╭─ Page excerpt

CCUS State Update 2026

Environmental Edge: Climate Change & Regulatory Insights

Nearly halfway through 2026, state regulatory action and litigation continues to drive the legal landscape impacting carbon capture, utilization, and storage (CCUS) development and deployment across the country. Below, we highlight the latest state CCUS developments with significant potential implications for projects across jurisdictions.

California Initiates CCUS Rulemaking Process

On May 7, 2026, the California Air Resources Board (CARB) released “Concepts for Potential Regulations” to implement California’s CCUS regulatory program, authorized by Senate Bill 905. California’s carbon neutrality goals rely on CCUS as a critical leg of the decarbonization stool. S.B. 905, enacted in 2022, provided a skeletal framework for CCUS regulation, but left considerable discretion for CARB to design and develop the program. Among other things, S.B. 905 directed CARB to include a unified permitting application to expedite the issuance of state permits, a process for combining subsurface property interests if at least 75% of owners consent, and financial assurance requirements extending at least 100 years post-injection.

╰─

Challenges:
**1.** Decide whether each statement agrees with the CCUS update. Answer yes or no, and quote the words from the text that settle it.
(a) CARB released its concepts for potential regulations on May 7, 2026.
(b) Senate Bill 905 was enacted in 2024.
(c) Combining subsurface property interests requires the consent of every owner.
**2.** Quote the passage of the CCUS update that starts at the words "Environmental Edge: Climate" and ends after the words "projects across jurisdictions.".

╭─ Supplied data

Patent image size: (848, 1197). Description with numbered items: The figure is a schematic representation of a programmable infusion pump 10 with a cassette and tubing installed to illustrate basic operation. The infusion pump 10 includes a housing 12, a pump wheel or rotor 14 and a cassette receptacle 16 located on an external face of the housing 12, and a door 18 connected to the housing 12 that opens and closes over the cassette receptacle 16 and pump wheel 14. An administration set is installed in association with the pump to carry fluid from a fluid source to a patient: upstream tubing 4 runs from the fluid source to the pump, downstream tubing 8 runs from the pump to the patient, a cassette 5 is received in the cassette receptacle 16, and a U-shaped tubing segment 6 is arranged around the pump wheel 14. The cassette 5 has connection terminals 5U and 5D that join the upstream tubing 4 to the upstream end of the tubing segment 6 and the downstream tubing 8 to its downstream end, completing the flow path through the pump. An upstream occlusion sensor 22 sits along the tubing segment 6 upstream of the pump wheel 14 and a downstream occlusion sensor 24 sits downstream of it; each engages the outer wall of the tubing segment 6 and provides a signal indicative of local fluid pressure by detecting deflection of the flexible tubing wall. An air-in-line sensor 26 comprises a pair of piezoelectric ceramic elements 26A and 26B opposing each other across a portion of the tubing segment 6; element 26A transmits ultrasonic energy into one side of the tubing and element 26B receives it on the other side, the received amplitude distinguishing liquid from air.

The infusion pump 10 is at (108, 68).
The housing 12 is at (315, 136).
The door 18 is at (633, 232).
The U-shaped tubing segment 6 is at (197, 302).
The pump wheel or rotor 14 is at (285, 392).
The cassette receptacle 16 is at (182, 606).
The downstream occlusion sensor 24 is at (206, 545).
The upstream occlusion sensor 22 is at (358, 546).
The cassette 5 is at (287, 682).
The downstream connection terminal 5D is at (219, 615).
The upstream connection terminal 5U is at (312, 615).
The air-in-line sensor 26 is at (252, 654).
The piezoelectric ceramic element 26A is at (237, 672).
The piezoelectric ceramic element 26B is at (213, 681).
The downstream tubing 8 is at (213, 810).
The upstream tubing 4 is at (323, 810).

╰─

Results of the exercise:
**1.**
(a) Yes: "On May 7, 2026, the California Air Resources Board (CARB) released"
(b) No: "S.B. 905, enacted in 2022"
(c) No: "if at least 75% of owners consent"

**2.**
Environmental Edge: Climate Change & Regulatory Insights

Nearly halfway through 2026, state regulatory action and litigation continues to drive the legal landscape impacting carbon capture, utilization, and storage (CCUS) development and deployment across the country. Below, we highlight the latest state CCUS developments with significant potential implications for projects across jurisdictions.